# SET EXERCISE:
Render the lines from the very first one through the line containing "logo-group: SSI innovate" as a Markdown table with the columns No. and Text, leaving out blank lines.

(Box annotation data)
┄┄┄┄┄┄┄┄┄┄┄┄┄┄┄┄┄┄┄┄
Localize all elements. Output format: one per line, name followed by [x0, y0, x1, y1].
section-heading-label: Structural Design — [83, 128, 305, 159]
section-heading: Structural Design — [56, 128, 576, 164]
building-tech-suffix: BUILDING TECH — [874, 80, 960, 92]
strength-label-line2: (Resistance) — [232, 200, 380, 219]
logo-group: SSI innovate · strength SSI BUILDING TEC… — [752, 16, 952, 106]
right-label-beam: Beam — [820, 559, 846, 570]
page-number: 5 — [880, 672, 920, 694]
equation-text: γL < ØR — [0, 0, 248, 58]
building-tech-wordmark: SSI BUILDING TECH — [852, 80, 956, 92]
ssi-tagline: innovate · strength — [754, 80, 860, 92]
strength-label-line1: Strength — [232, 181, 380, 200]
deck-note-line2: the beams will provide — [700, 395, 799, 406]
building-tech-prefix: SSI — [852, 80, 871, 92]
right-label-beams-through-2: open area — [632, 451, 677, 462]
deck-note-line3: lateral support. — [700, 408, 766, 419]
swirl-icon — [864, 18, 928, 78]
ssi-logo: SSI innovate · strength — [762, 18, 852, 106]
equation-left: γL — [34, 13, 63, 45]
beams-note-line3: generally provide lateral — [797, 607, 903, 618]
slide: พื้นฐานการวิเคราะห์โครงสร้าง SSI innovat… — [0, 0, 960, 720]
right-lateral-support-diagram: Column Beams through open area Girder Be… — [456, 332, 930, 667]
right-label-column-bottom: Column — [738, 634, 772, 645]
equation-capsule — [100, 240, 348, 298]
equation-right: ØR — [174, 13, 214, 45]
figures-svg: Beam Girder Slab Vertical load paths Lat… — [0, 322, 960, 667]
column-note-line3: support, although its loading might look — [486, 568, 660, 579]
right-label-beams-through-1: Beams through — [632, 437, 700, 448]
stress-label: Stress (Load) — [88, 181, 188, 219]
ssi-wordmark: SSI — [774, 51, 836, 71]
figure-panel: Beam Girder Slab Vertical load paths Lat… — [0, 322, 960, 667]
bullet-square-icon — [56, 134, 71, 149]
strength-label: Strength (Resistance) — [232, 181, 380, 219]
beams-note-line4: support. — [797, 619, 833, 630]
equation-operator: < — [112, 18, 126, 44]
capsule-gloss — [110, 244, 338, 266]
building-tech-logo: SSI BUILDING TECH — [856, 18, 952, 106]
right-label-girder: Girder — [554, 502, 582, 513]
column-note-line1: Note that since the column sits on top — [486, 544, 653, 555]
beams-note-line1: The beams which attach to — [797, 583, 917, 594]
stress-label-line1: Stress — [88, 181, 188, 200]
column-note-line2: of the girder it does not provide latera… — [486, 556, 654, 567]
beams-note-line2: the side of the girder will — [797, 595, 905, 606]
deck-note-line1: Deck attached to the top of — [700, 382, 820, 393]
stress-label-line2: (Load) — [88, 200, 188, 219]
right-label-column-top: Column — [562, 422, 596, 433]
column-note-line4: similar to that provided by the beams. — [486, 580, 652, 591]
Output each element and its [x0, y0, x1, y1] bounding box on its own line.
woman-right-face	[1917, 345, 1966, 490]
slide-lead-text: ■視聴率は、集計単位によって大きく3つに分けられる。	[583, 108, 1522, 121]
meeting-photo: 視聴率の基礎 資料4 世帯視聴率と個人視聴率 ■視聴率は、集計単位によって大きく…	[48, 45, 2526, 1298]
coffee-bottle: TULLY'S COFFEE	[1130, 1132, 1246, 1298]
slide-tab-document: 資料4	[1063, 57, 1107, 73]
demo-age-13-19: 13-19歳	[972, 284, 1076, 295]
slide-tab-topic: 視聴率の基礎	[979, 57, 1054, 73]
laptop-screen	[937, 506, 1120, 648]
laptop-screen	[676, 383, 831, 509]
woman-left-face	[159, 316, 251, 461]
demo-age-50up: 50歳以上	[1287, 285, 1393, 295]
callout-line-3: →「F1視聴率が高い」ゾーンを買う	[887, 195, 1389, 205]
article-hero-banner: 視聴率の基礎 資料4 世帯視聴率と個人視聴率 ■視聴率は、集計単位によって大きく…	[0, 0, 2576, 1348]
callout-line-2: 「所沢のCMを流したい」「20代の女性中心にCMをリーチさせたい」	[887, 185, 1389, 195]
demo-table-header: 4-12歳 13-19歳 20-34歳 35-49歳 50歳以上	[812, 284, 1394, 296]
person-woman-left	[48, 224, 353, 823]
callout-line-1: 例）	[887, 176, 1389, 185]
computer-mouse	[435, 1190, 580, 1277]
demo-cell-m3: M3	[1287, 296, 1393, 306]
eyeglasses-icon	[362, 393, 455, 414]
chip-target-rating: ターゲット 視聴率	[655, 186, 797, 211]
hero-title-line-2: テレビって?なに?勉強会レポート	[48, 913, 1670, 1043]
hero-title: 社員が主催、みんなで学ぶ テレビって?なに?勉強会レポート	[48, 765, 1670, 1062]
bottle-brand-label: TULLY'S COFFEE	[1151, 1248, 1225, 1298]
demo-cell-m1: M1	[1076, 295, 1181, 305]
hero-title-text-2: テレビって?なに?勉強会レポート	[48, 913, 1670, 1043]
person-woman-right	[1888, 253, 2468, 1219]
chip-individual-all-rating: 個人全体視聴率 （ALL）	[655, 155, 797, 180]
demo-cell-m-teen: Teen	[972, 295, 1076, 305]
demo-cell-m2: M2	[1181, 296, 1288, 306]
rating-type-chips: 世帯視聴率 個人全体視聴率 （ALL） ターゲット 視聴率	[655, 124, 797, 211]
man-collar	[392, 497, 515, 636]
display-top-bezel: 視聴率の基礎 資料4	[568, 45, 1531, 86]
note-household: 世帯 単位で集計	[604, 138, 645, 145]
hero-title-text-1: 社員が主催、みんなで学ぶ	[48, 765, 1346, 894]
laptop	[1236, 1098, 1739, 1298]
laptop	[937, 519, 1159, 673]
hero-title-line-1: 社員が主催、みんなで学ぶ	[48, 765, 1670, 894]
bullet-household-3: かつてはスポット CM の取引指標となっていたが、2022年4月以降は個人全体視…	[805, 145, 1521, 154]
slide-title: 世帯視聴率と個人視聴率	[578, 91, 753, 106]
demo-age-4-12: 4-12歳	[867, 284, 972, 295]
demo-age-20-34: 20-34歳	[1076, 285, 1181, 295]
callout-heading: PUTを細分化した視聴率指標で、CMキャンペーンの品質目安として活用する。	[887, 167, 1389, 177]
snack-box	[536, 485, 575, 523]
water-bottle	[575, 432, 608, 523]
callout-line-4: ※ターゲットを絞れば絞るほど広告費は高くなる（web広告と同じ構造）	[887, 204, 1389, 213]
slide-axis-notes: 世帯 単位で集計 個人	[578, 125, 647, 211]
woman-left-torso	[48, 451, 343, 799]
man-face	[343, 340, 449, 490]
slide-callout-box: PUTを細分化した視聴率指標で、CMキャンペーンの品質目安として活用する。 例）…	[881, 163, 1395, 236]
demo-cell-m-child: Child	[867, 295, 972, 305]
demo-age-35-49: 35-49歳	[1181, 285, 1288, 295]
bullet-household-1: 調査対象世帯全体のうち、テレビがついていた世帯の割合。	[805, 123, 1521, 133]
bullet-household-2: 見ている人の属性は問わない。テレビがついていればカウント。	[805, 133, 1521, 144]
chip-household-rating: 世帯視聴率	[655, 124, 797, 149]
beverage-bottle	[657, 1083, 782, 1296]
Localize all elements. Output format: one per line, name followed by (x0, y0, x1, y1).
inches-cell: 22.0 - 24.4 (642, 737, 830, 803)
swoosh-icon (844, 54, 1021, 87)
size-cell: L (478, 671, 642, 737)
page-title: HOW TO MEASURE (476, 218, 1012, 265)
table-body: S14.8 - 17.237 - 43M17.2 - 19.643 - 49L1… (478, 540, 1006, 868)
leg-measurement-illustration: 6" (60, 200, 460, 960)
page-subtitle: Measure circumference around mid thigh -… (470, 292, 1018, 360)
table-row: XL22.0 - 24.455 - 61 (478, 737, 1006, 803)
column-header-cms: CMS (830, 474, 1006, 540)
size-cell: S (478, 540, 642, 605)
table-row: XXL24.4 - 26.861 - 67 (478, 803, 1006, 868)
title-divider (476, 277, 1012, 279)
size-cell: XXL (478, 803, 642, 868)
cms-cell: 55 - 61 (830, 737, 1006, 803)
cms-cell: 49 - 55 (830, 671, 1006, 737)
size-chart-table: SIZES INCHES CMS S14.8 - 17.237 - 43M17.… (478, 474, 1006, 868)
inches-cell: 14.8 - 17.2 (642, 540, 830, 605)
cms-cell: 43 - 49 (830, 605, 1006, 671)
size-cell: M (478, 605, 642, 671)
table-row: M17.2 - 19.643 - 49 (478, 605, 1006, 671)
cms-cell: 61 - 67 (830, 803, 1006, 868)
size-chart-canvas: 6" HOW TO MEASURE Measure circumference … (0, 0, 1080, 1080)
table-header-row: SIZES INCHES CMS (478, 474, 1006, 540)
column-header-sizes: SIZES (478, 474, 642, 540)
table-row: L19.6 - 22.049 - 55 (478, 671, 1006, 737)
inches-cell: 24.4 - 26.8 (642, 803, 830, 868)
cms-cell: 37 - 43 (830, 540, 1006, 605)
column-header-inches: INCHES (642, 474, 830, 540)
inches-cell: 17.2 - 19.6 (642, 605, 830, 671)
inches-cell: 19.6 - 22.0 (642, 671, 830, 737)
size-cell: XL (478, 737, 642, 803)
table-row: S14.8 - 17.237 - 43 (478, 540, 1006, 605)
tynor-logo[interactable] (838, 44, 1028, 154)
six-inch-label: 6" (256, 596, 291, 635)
┄┄┄┄┄┄┄┄┄┄┄┄┄┄┄┄┄┄┄┄
# FULL RESPONSE:
| No. | Text |
|---|---|
| 1 | Localize all elements. Output format: one per line, name followed by [x0, y0, x1, y1]. |
| 2 | section-heading-label: Structural Design — [83, 128, 305, 159] |
| 3 | section-heading: Structural Design — [56, 128, 576, 164] |
| 4 | building-tech-suffix: BUILDING TECH — [874, 80, 960, 92] |
| 5 | strength-label-line2: (Resistance) — [232, 200, 380, 219] |
| 6 | logo-group: SSI innovate · strength SSI BUILDING TEC… — [752, 16, 952, 106] |